■ Exercise description
Below are some entries. Work out how many of their lines hold the word "металлургии", and write that number alone.

■ Data shown
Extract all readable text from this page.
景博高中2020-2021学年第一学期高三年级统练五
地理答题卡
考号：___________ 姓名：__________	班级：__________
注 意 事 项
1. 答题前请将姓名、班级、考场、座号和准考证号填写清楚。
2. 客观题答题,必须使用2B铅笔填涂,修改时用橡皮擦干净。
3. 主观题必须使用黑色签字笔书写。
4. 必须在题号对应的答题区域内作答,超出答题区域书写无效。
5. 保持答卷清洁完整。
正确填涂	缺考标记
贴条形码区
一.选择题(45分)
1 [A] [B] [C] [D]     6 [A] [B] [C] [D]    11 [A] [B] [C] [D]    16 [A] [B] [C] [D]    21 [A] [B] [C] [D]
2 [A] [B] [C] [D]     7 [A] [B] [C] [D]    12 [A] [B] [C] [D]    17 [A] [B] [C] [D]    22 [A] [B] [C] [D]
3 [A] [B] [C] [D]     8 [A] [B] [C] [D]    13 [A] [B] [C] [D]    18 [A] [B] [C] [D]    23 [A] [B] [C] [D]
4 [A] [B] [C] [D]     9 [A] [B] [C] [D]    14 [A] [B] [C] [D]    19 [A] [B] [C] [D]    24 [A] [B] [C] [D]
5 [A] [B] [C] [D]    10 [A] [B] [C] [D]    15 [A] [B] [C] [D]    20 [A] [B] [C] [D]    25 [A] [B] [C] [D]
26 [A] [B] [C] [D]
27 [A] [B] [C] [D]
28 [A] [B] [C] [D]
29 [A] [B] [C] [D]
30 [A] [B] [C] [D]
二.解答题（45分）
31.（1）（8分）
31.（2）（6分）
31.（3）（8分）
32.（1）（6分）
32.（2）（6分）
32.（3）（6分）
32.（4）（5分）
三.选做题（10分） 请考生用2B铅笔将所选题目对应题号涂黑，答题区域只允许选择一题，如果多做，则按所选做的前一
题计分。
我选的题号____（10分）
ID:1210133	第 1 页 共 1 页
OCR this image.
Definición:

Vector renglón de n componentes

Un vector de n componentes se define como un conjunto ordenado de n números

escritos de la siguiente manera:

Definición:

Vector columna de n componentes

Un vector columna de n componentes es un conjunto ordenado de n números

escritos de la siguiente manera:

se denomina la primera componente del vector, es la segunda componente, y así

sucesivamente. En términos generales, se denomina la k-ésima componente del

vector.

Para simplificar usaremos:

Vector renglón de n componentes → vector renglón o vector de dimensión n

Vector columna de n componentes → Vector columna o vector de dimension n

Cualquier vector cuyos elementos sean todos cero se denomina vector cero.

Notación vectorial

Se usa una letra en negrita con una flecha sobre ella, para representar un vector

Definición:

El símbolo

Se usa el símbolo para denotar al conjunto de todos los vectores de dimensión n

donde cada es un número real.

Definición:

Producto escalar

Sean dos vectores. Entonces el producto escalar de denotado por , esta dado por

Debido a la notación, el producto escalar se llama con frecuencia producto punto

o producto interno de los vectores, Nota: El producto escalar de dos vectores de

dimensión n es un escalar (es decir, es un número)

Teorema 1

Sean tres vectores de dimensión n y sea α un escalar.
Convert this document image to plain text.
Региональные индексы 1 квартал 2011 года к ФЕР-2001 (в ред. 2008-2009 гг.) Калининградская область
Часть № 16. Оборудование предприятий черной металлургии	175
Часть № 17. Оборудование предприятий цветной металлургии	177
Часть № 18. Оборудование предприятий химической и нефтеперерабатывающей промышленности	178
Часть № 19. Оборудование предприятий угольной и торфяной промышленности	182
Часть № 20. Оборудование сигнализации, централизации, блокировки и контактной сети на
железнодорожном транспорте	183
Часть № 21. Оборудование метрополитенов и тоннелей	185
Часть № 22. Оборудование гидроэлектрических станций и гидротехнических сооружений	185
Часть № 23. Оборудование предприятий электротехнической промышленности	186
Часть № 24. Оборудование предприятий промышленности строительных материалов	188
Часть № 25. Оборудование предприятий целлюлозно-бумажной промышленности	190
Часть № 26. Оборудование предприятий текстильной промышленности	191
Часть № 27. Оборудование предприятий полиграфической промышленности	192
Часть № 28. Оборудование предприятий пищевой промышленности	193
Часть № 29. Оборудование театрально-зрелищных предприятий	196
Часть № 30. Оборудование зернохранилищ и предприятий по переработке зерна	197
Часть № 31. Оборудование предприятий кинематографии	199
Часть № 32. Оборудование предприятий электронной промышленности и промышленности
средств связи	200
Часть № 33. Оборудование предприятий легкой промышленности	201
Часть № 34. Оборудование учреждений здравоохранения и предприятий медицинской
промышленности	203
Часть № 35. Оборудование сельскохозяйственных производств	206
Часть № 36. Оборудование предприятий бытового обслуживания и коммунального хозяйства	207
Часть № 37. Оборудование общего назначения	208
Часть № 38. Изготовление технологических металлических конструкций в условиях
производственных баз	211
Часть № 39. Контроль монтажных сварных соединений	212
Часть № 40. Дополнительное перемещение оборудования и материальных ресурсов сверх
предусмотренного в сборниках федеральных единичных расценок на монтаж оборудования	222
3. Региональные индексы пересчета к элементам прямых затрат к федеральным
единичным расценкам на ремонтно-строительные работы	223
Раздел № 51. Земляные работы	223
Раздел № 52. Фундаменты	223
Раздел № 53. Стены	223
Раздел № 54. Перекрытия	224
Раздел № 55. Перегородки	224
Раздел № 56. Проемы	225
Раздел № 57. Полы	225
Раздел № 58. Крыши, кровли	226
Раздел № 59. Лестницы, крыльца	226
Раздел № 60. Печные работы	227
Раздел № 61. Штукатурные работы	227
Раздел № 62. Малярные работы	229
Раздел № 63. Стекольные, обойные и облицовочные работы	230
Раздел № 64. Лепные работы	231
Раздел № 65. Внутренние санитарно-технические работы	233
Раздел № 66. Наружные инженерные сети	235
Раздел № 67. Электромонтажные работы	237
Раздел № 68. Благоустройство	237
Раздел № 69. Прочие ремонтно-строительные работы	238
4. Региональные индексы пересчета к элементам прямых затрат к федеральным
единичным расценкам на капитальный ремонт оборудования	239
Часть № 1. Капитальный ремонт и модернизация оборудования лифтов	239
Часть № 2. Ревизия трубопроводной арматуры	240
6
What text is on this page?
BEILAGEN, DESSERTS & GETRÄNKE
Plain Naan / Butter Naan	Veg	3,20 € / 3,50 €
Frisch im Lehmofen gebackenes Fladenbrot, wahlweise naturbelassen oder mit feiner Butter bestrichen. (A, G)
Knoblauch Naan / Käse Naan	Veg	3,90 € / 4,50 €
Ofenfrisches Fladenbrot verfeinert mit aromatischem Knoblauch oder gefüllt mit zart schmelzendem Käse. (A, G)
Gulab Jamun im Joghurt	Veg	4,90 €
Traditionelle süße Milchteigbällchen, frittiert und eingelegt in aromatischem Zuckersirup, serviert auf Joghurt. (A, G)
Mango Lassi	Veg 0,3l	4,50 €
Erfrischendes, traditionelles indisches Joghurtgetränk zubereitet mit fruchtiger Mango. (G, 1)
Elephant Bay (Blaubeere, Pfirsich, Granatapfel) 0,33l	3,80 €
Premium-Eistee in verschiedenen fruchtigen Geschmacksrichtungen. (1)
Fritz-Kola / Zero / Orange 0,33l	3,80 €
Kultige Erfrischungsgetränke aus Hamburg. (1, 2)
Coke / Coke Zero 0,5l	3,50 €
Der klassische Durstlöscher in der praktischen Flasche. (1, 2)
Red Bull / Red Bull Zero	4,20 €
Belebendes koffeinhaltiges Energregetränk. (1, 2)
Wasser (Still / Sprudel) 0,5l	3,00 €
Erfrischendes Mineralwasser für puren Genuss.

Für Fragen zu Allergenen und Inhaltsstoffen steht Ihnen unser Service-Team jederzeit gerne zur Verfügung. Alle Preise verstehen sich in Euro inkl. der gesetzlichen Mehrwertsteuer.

■ Result of the task
2